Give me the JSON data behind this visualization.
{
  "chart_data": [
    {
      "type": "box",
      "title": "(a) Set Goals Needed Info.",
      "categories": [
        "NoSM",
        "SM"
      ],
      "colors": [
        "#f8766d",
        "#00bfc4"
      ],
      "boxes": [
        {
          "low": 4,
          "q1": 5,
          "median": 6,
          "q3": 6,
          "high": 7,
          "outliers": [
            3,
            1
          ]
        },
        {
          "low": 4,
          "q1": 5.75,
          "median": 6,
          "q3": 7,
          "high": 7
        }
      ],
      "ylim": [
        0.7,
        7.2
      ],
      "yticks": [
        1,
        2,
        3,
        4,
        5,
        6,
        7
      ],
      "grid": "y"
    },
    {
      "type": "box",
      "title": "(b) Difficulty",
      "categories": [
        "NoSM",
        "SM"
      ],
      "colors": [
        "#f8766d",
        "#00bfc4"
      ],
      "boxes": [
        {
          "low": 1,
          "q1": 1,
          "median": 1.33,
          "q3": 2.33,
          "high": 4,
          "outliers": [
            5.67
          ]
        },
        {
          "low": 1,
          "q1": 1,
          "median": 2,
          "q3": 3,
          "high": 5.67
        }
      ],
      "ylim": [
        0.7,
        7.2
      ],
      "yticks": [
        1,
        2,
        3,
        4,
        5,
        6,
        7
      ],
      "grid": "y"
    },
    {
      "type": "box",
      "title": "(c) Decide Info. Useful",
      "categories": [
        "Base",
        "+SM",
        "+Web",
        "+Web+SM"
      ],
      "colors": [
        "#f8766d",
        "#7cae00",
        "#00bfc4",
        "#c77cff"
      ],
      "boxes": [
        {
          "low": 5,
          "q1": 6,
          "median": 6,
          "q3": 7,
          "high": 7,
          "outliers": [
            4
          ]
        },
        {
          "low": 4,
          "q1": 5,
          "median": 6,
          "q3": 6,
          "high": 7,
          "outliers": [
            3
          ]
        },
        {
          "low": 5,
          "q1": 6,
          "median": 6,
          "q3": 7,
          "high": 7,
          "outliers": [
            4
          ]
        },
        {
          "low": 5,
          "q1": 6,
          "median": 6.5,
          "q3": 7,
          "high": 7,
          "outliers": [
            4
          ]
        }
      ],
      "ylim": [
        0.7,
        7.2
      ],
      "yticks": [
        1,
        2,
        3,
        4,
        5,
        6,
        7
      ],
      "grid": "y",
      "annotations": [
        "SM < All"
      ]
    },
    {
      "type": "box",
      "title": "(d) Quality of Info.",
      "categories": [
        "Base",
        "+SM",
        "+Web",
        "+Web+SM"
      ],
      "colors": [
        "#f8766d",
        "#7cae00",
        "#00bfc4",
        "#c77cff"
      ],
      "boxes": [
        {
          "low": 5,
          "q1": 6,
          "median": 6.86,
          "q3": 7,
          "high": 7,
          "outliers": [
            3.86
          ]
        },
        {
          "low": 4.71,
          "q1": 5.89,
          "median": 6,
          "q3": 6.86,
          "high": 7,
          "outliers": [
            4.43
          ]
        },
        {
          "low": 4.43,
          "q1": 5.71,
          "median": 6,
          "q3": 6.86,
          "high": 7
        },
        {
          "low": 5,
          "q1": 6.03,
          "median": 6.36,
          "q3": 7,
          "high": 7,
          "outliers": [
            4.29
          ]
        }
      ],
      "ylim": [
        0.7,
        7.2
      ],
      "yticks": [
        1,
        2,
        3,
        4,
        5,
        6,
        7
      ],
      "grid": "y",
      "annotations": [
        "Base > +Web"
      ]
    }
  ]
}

※ ※ ※

- Work to complete:
Word for word, quote all of the data above.

- Reply to the task:
Give me the JSON data behind this visualization.
{
  "chart_data": [
    {
      "type": "box",
      "title": "(a) Set Goals Needed Info.",
      "categories": [
        "NoSM",
        "SM"
      ],
      "colors": [
        "#f8766d",
        "#00bfc4"
      ],
      "boxes": [
        {
          "low": 4,
          "q1": 5,
          "median": 6,
          "q3": 6,
          "high": 7,
          "outliers": [
            3,
            1
          ]
        },
        {
          "low": 4,
          "q1": 5.75,
          "median": 6,
          "q3": 7,
          "high": 7
        }
      ],
      "ylim": [
        0.7,
        7.2
      ],
      "yticks": [
        1,
        2,
        3,
        4,
        5,
        6,
        7
      ],
      "grid": "y"
    },
    {
      "type": "box",
      "title": "(b) Difficulty",
      "categories": [
        "NoSM",
        "SM"
      ],
      "colors": [
        "#f8766d",
        "#00bfc4"
      ],
      "boxes": [
        {
          "low": 1,
          "q1": 1,
          "median": 1.33,
          "q3": 2.33,
          "high": 4,
          "outliers": [
            5.67
          ]
        },
        {
          "low": 1,
          "q1": 1,
          "median": 2,
          "q3": 3,
          "high": 5.67
        }
      ],
      "ylim": [
        0.7,
        7.2
      ],
      "yticks": [
        1,
        2,
        3,
        4,
        5,
        6,
        7
      ],
      "grid": "y"
    },
    {
      "type": "box",
      "title": "(c) Decide Info. Useful",
      "categories": [
        "Base",
        "+SM",
        "+Web",
        "+Web+SM"
      ],
      "colors": [
        "#f8766d",
        "#7cae00",
        "#00bfc4",
        "#c77cff"
      ],
      "boxes": [
        {
          "low": 5,
          "q1": 6,
          "median": 6,
          "q3": 7,
          "high": 7,
          "outliers": [
            4
          ]
        },
        {
          "low": 4,
          "q1": 5,
          "median": 6,
          "q3": 6,
          "high": 7,
          "outliers": [
            3
          ]
        },
        {
          "low": 5,
          "q1": 6,
          "median": 6,
          "q3": 7,
          "high": 7,
          "outliers": [
            4
          ]
        },
        {
          "low": 5,
          "q1": 6,
          "median": 6.5,
          "q3": 7,
          "high": 7,
          "outliers": [
            4
          ]
        }
      ],
      "ylim": [
        0.7,
        7.2
      ],
      "yticks": [
        1,
        2,
        3,
        4,
        5,
        6,
        7
      ],
      "grid": "y",
      "annotations": [
        "SM < All"
      ]
    },
    {
      "type": "box",
      "title": "(d) Quality of Info.",
      "categories": [
        "Base",
        "+SM",
        "+Web",
        "+Web+SM"
      ],
      "colors": [
        "#f8766d",
        "#7cae00",
        "#00bfc4",
        "#c77cff"
      ],
      "boxes": [
        {
          "low": 5,
          "q1": 6,
          "median": 6.86,
          "q3": 7,
          "high": 7,
          "outliers": [
            3.86
          ]
        },
        {
          "low": 4.71,
          "q1": 5.89,
          "median": 6,
          "q3": 6.86,
          "high": 7,
          "outliers": [
            4.43
          ]
        },
        {
          "low": 4.43,
          "q1": 5.71,
          "median": 6,
          "q3": 6.86,
          "high": 7
        },
        {
          "low": 5,
          "q1": 6.03,
          "median": 6.36,
          "q3": 7,
          "high": 7,
          "outliers": [
            4.29
          ]
        }
      ],
      "ylim": [
        0.7,
        7.2
      ],
      "yticks": [
        1,
        2,
        3,
        4,
        5,
        6,
        7
      ],
      "grid": "y",
      "annotations": [
        "Base > +Web"
      ]
    }
  ]
}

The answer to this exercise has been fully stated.